**Given request:** Write out all entries word for word.

* * *

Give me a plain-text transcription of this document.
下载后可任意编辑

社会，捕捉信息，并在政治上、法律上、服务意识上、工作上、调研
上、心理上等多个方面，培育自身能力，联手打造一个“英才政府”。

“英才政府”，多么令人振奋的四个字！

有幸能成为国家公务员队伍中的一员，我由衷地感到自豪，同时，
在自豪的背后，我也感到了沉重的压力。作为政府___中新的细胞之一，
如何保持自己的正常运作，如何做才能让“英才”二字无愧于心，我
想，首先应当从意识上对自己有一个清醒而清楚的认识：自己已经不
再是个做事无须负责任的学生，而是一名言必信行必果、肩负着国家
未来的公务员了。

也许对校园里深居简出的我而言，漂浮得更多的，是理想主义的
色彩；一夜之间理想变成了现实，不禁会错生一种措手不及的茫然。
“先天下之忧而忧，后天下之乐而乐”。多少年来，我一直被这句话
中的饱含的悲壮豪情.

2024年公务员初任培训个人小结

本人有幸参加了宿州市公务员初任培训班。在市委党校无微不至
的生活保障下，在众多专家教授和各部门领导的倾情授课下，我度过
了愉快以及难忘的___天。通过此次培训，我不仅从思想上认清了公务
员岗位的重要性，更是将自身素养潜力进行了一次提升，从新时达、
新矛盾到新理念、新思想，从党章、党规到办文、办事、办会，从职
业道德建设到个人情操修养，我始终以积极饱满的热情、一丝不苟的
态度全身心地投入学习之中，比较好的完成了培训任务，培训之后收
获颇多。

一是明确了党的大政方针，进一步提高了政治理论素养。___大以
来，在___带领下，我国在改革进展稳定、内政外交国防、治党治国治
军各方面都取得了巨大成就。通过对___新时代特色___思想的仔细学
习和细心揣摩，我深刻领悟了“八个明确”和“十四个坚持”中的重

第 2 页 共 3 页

* * *

**Full answer:**
Give me a plain-text transcription of this document.
下载后可任意编辑

社会，捕捉信息，并在政治上、法律上、服务意识上、工作上、调研
上、心理上等多个方面，培育自身能力，联手打造一个“英才政府”。

“英才政府”，多么令人振奋的四个字！

有幸能成为国家公务员队伍中的一员，我由衷地感到自豪，同时，
在自豪的背后，我也感到了沉重的压力。作为政府___中新的细胞之一，
如何保持自己的正常运作，如何做才能让“英才”二字无愧于心，我
想，首先应当从意识上对自己有一个清醒而清楚的认识：自己已经不
再是个做事无须负责任的学生，而是一名言必信行必果、肩负着国家
未来的公务员了。

也许对校园里深居简出的我而言，漂浮得更多的，是理想主义的
色彩；一夜之间理想变成了现实，不禁会错生一种措手不及的茫然。
“先天下之忧而忧，后天下之乐而乐”。多少年来，我一直被这句话
中的饱含的悲壮豪情.

2024年公务员初任培训个人小结

本人有幸参加了宿州市公务员初任培训班。在市委党校无微不至
的生活保障下，在众多专家教授和各部门领导的倾情授课下，我度过
了愉快以及难忘的___天。通过此次培训，我不仅从思想上认清了公务
员岗位的重要性，更是将自身素养潜力进行了一次提升，从新时达、
新矛盾到新理念、新思想，从党章、党规到办文、办事、办会，从职
业道德建设到个人情操修养，我始终以积极饱满的热情、一丝不苟的
态度全身心地投入学习之中，比较好的完成了培训任务，培训之后收
获颇多。

一是明确了党的大政方针，进一步提高了政治理论素养。___大以
来，在___带领下，我国在改革进展稳定、内政外交国防、治党治国治
军各方面都取得了巨大成就。通过对___新时代特色___思想的仔细学
习和细心揣摩，我深刻领悟了“八个明确”和“十四个坚持”中的重

第 2 页 共 3 页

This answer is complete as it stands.